**AIM:** Reproduce the lines of every record below, putting "shot-score" wherever "shot-value" appears and keeping everything else the same.

--- START RAW RECORDS ---

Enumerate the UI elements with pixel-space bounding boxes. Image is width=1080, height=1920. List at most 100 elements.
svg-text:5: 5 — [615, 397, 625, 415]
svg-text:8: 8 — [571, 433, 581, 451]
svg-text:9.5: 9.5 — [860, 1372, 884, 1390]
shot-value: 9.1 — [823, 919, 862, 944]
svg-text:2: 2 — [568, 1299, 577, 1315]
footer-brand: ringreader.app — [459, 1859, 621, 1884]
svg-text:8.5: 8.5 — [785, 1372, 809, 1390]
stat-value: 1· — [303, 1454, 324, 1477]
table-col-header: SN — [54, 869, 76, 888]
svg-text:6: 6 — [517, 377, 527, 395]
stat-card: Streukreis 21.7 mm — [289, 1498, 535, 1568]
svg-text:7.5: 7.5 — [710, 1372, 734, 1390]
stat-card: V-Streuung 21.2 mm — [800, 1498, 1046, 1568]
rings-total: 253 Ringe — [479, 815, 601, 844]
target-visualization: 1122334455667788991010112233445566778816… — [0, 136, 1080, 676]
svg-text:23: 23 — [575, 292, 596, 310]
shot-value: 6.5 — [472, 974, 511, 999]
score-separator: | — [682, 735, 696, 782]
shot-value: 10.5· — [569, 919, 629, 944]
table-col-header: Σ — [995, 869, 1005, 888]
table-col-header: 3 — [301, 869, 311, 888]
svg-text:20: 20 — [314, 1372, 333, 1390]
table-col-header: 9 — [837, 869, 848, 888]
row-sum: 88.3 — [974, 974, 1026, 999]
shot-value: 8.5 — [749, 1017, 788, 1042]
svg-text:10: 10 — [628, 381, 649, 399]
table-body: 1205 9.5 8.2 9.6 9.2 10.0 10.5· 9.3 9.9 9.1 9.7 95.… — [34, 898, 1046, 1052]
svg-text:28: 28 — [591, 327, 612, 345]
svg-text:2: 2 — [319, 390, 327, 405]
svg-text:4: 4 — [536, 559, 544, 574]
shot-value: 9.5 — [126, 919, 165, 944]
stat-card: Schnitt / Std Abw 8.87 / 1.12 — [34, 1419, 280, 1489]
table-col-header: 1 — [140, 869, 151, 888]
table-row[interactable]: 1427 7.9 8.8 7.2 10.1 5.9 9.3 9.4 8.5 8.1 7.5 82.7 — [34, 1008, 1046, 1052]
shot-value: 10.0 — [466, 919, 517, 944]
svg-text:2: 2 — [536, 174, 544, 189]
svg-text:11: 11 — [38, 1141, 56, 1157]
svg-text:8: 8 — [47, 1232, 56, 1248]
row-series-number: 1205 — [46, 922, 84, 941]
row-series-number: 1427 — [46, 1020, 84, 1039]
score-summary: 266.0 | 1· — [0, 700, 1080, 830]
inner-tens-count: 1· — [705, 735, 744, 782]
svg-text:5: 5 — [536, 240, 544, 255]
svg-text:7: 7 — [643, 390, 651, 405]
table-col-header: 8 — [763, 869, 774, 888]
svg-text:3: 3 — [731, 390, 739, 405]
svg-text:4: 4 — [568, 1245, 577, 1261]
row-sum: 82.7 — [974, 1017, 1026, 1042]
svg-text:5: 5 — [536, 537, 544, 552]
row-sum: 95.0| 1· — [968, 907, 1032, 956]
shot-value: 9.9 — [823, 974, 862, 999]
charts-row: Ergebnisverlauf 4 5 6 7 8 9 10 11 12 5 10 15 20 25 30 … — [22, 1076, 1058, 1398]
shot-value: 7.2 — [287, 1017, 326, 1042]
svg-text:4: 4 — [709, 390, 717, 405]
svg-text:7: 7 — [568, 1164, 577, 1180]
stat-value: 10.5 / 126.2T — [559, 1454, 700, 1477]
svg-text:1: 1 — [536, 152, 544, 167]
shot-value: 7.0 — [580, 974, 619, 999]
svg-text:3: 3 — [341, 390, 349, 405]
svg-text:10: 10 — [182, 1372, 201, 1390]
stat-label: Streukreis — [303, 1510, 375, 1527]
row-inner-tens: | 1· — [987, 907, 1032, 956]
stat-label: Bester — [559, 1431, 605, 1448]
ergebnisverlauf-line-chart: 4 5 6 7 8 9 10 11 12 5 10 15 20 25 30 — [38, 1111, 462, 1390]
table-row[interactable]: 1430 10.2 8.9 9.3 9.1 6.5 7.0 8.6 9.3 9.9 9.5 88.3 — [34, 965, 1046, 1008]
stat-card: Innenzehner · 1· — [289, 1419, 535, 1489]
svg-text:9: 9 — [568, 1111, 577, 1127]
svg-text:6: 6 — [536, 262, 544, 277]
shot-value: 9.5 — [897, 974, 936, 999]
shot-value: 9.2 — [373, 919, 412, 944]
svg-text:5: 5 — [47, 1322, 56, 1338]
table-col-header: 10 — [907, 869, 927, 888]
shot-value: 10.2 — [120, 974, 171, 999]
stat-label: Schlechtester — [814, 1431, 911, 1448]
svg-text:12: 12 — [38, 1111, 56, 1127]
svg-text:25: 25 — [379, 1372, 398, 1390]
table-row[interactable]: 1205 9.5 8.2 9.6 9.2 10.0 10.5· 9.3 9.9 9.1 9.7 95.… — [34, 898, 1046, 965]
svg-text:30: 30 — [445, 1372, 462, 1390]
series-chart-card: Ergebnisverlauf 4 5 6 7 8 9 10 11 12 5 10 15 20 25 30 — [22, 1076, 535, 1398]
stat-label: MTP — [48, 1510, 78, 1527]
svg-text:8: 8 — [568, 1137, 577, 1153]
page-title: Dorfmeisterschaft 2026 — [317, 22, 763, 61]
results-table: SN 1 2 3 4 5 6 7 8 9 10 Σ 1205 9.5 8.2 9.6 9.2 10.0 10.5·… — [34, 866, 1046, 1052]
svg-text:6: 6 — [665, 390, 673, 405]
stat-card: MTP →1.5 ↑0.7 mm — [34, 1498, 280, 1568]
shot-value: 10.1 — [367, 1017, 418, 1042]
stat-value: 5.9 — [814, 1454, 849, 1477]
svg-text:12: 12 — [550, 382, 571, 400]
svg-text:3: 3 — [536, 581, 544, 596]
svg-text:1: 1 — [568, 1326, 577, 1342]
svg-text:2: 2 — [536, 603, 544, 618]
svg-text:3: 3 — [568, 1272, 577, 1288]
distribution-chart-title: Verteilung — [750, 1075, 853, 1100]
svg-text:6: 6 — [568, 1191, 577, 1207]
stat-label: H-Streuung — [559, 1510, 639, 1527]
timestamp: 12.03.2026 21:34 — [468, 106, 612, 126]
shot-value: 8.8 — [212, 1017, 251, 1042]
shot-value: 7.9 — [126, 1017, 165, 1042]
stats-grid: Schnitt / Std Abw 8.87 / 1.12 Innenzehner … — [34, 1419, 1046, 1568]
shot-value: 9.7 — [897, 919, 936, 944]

--- END RAW RECORDS ---

**SOLUTION TO THIS TASK:**
Enumerate the UI elements with pixel-space bounding boxes. Image is width=1080, height=1920. List at most 100 elements.
svg-text:5: 5 — [615, 397, 625, 415]
svg-text:8: 8 — [571, 433, 581, 451]
svg-text:9.5: 9.5 — [860, 1372, 884, 1390]
shot-score: 9.1 — [823, 919, 862, 944]
svg-text:2: 2 — [568, 1299, 577, 1315]
footer-brand: ringreader.app — [459, 1859, 621, 1884]
svg-text:8.5: 8.5 — [785, 1372, 809, 1390]
stat-value: 1· — [303, 1454, 324, 1477]
table-col-header: SN — [54, 869, 76, 888]
svg-text:6: 6 — [517, 377, 527, 395]
stat-card: Streukreis 21.7 mm — [289, 1498, 535, 1568]
svg-text:7.5: 7.5 — [710, 1372, 734, 1390]
stat-card: V-Streuung 21.2 mm — [800, 1498, 1046, 1568]
rings-total: 253 Ringe — [479, 815, 601, 844]
target-visualization: 1122334455667788991010112233445566778816… — [0, 136, 1080, 676]
svg-text:23: 23 — [575, 292, 596, 310]
shot-score: 6.5 — [472, 974, 511, 999]
score-separator: | — [682, 735, 696, 782]
shot-score: 10.5· — [569, 919, 629, 944]
table-col-header: Σ — [995, 869, 1005, 888]
table-col-header: 3 — [301, 869, 311, 888]
svg-text:20: 20 — [314, 1372, 333, 1390]
table-col-header: 9 — [837, 869, 848, 888]
row-sum: 88.3 — [974, 974, 1026, 999]
shot-score: 8.5 — [749, 1017, 788, 1042]
svg-text:10: 10 — [628, 381, 649, 399]
table-body: 1205 9.5 8.2 9.6 9.2 10.0 10.5· 9.3 9.9 9.1 9.7 95.… — [34, 898, 1046, 1052]
svg-text:28: 28 — [591, 327, 612, 345]
svg-text:2: 2 — [319, 390, 327, 405]
svg-text:4: 4 — [536, 559, 544, 574]
shot-score: 9.5 — [126, 919, 165, 944]
stat-card: Schnitt / Std Abw 8.87 / 1.12 — [34, 1419, 280, 1489]
table-col-header: 1 — [140, 869, 151, 888]
table-row[interactable]: 1427 7.9 8.8 7.2 10.1 5.9 9.3 9.4 8.5 8.1 7.5 82.7 — [34, 1008, 1046, 1052]
shot-score: 10.0 — [466, 919, 517, 944]
svg-text:2: 2 — [536, 174, 544, 189]
svg-text:11: 11 — [38, 1141, 56, 1157]
svg-text:8: 8 — [47, 1232, 56, 1248]
row-series-number: 1205 — [46, 922, 84, 941]
row-series-number: 1427 — [46, 1020, 84, 1039]
score-summary: 266.0 | 1· — [0, 700, 1080, 830]
inner-tens-count: 1· — [705, 735, 744, 782]
svg-text:5: 5 — [536, 240, 544, 255]
svg-text:7: 7 — [643, 390, 651, 405]
table-col-header: 8 — [763, 869, 774, 888]
svg-text:3: 3 — [731, 390, 739, 405]
svg-text:4: 4 — [568, 1245, 577, 1261]
row-sum: 82.7 — [974, 1017, 1026, 1042]
svg-text:5: 5 — [536, 537, 544, 552]
row-sum: 95.0| 1· — [968, 907, 1032, 956]
shot-score: 9.9 — [823, 974, 862, 999]
charts-row: Ergebnisverlauf 4 5 6 7 8 9 10 11 12 5 10 15 20 25 30 … — [22, 1076, 1058, 1398]
shot-score: 7.2 — [287, 1017, 326, 1042]
svg-text:4: 4 — [709, 390, 717, 405]
svg-text:7: 7 — [568, 1164, 577, 1180]
stat-value: 10.5 / 126.2T — [559, 1454, 700, 1477]
svg-text:1: 1 — [536, 152, 544, 167]
shot-score: 7.0 — [580, 974, 619, 999]
svg-text:3: 3 — [341, 390, 349, 405]
svg-text:10: 10 — [182, 1372, 201, 1390]
stat-label: Streukreis — [303, 1510, 375, 1527]
row-inner-tens: | 1· — [987, 907, 1032, 956]
stat-label: Bester — [559, 1431, 605, 1448]
ergebnisverlauf-line-chart: 4 5 6 7 8 9 10 11 12 5 10 15 20 25 30 — [38, 1111, 462, 1390]
table-row[interactable]: 1430 10.2 8.9 9.3 9.1 6.5 7.0 8.6 9.3 9.9 9.5 88.3 — [34, 965, 1046, 1008]
stat-card: Innenzehner · 1· — [289, 1419, 535, 1489]
svg-text:9: 9 — [568, 1111, 577, 1127]
svg-text:6: 6 — [536, 262, 544, 277]
shot-score: 9.5 — [897, 974, 936, 999]
shot-score: 9.2 — [373, 919, 412, 944]
svg-text:5: 5 — [47, 1322, 56, 1338]
table-col-header: 10 — [907, 869, 927, 888]
shot-score: 10.2 — [120, 974, 171, 999]
stat-label: Schlechtester — [814, 1431, 911, 1448]
svg-text:12: 12 — [38, 1111, 56, 1127]
svg-text:25: 25 — [379, 1372, 398, 1390]
table-row[interactable]: 1205 9.5 8.2 9.6 9.2 10.0 10.5· 9.3 9.9 9.1 9.7 95.… — [34, 898, 1046, 965]
svg-text:30: 30 — [445, 1372, 462, 1390]
series-chart-card: Ergebnisverlauf 4 5 6 7 8 9 10 11 12 5 10 15 20 25 30 — [22, 1076, 535, 1398]
stat-label: MTP — [48, 1510, 78, 1527]
svg-text:8: 8 — [568, 1137, 577, 1153]
page-title: Dorfmeisterschaft 2026 — [317, 22, 763, 61]
results-table: SN 1 2 3 4 5 6 7 8 9 10 Σ 1205 9.5 8.2 9.6 9.2 10.0 10.5·… — [34, 866, 1046, 1052]
svg-text:6: 6 — [665, 390, 673, 405]
stat-card: MTP →1.5 ↑0.7 mm — [34, 1498, 280, 1568]
shot-score: 10.1 — [367, 1017, 418, 1042]
stat-value: 5.9 — [814, 1454, 849, 1477]
svg-text:12: 12 — [550, 382, 571, 400]
svg-text:3: 3 — [536, 581, 544, 596]
svg-text:1: 1 — [568, 1326, 577, 1342]
svg-text:2: 2 — [536, 603, 544, 618]
svg-text:3: 3 — [568, 1272, 577, 1288]
distribution-chart-title: Verteilung — [750, 1075, 853, 1100]
svg-text:6: 6 — [568, 1191, 577, 1207]
stat-label: H-Streuung — [559, 1510, 639, 1527]
timestamp: 12.03.2026 21:34 — [468, 106, 612, 126]
shot-score: 8.8 — [212, 1017, 251, 1042]
shot-score: 7.9 — [126, 1017, 165, 1042]
stats-grid: Schnitt / Std Abw 8.87 / 1.12 Innenzehner … — [34, 1419, 1046, 1568]
shot-score: 9.7 — [897, 919, 936, 944]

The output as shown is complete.